§ **Given passage**
○ ○ ○ ○ ○
Hi guys, can you help me with the following probl...
# hamilton-help
v
Hi guys, can you help me with the following problem? I have a parallelized node, which yields a string (source paths) and a downstream node, that uses this string as the input. However, inside this downstream node, the string seems to be a list instead. I guess it has something to do with the parallelization. Here is a simple toy example.
Copy code
from hamilton.function_modifiers import parameterize, value, source

from hamilton.htypes import Parallelizable
import glob
import os

PARAMS = {
    "orders": {"path": value("src/orders")},
    "products": {"path": value("src/products")},
    "sap": {"path": value("src/sap")},
}


@parameterize(**PARAMS)
def src_path(
    path: str,
) -> Parallelizable[str]:
    src = glob.glob(os.path.join(path, "*"))

    for new_file in src:
        yield new_file


@parameterize(
    filetype_orders=dict(src_path=source("orders")),
    filetype_products=dict(src_path=source("products")),
    filetype_sap=dict(src_path=source("sap")),
)
def filetype(src_path: str) -> str:

    if src_path.endswith(".json"):
        print(f"{src_path}: I am a json file")

    else:
        print(f"{src_path}: I am a csv file")
    return src_path


if _name_ == "_main_":
    from hamilton import driver
    from hamilton.execution import executors
    import _main_ as debug_parallel

    remote_executor = executors.MultiThreadingExecutor(max_tasks=20)

    dr = (
        driver.Builder()
        .with_modules(debug_parallel)
        .enable_dynamic_execution(allow_experimental_mode=True)
        .with_remote_executor(remote_executor)
        .build()
    )

    # dr.display_all_functions()
○ ○ ○ ○ ○
Element box annotations
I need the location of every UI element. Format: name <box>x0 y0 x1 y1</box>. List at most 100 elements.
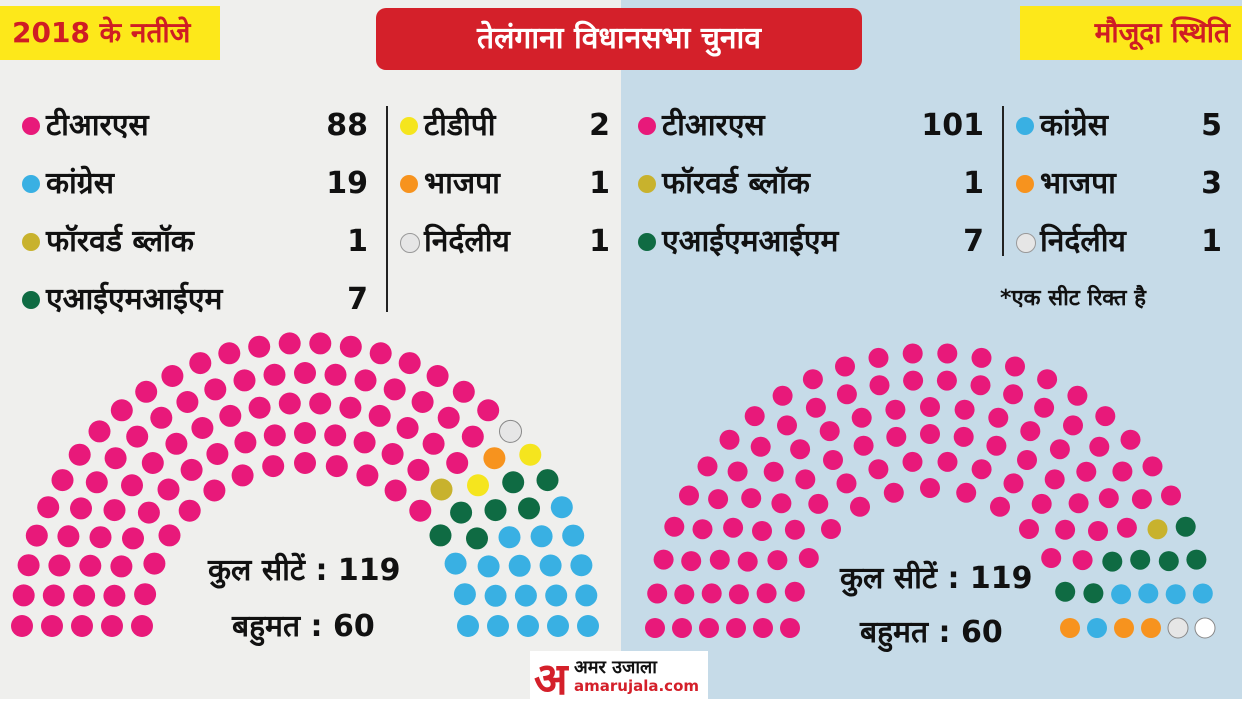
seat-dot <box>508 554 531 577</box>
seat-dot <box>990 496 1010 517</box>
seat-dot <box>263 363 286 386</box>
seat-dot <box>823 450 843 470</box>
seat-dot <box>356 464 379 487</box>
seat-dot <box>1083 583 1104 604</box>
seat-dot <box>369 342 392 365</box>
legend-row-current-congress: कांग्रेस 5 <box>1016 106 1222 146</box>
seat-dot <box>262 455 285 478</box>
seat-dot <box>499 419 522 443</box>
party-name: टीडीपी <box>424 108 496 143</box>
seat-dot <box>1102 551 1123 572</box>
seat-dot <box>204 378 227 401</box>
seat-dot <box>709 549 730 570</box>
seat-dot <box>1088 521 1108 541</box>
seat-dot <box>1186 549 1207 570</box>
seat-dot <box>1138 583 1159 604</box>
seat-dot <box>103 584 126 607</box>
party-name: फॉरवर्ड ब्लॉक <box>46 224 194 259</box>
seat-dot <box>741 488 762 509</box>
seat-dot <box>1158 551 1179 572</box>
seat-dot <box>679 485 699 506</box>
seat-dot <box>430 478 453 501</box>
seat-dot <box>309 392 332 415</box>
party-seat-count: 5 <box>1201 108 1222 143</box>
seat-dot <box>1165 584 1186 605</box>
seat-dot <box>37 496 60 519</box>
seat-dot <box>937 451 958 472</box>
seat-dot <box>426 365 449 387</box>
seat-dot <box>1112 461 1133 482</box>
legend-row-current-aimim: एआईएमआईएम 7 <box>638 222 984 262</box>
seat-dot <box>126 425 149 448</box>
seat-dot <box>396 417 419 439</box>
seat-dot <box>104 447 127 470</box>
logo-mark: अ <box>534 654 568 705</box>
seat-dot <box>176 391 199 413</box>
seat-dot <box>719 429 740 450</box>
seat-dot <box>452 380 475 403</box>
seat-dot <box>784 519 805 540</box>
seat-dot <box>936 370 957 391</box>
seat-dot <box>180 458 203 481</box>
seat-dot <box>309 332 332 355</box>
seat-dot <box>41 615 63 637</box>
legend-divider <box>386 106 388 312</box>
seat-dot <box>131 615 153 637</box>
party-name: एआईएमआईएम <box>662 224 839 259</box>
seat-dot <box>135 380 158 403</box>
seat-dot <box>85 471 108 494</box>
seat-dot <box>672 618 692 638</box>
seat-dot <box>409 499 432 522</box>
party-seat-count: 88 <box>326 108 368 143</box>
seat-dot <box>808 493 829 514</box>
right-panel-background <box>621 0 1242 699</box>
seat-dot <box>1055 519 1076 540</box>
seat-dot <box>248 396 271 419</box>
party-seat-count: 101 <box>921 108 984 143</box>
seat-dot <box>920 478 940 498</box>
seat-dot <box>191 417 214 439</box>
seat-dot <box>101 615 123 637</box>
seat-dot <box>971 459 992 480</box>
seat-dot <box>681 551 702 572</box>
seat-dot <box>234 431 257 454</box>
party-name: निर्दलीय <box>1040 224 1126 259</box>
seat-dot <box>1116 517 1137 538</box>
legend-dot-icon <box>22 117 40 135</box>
○ ○ ○ ○ ○
§ **Exercises**
(a) In the records, take the line with "seat-dot <box>508 554 531 577</box>" and every line after it through the line with "seat-dot <box>741 488 762 509</box>", and recast them as a numbered list.
(b) Continue the Hamilton parallelization forum post from where it stops.

§ **Results of the tasks**
(a)
1. seat-dot <box>508 554 531 577</box>
2. seat-dot <box>990 496 1010 517</box>
3. seat-dot <box>263 363 286 386</box>
4. seat-dot <box>823 450 843 470</box>
5. seat-dot <box>356 464 379 487</box>
6. seat-dot <box>1083 583 1104 604</box>
7. seat-dot <box>369 342 392 365</box>
8. legend-row-current-congress: कांग्रेस 5 <box>1016 106 1222 146</box>
9. seat-dot <box>262 455 285 478</box>
10. seat-dot <box>499 419 522 443</box>
11. party-name: टीडीपी <box>424 108 496 143</box>
12. seat-dot <box>1102 551 1123 572</box>
13. seat-dot <box>204 378 227 401</box>
14. seat-dot <box>709 549 730 570</box>
15. seat-dot <box>1088 521 1108 541</box>
16. seat-dot <box>1186 549 1207 570</box>
17. seat-dot <box>1138 583 1159 604</box>
18. seat-dot <box>103 584 126 607</box>
19. party-name: फॉरवर्ड ब्लॉक <box>46 224 194 259</box>
20. seat-dot <box>741 488 762 509</box>

(b)
    final_vars = ["filetype_orders", "filetype_products", "filetype_sap"]
    inputs = dict()

    dr.execute(final_vars=final_vars, inputs=inputs)
Ok. I´ve figured it out on myself. I had to split the "filetype" node into two nodes. One, that processes every list item and a second, that collects the results of the previous node Here is the solution for toy example:
Copy code
from hamilton.function_modifiers import parameterize, value, source

from hamilton.htypes import Parallelizable, Collect
import glob
import os

PARAMS = {
    "orders": {"path": value("src/orders")},
    "products": {"path": value("src/products")},
    "sap": {"path": value("src/sap")},
}


@parameterize(**PARAMS)
def src_path(
    path: str,
) -> Parallelizable[str]:
    src = sorted(glob.glob(os.path.join(path, "*")))

    for t in src:
        yield t


@parameterize(
    filetype_orders=dict(src_path=source("orders")),
    filetype_products=dict(src_path=source("products")),
    filetype_sap=dict(src_path=source("sap")),
)
def filetype(src_path: str) -> str:

    if src_path.endswith(".json"):
        print(f"{src_path}: I am a json file")
        return "json"
    else:
        print(f"{src_path}: I am a csv file")
        return "csv"


@parameterize(
    filetypes_orders=dict(filetype=source("filetype_orders")),
    filetypes_products=dict(filetype=source("filetype_products")),
    filetypes_sap=dict(filetype=source("filetype_sap")),
)
def all_filetype(filetype: Collect[str]) -> list[str]:
    filetypes = []
    for filetype_ in filetype:
        filetypes.append(filetype_)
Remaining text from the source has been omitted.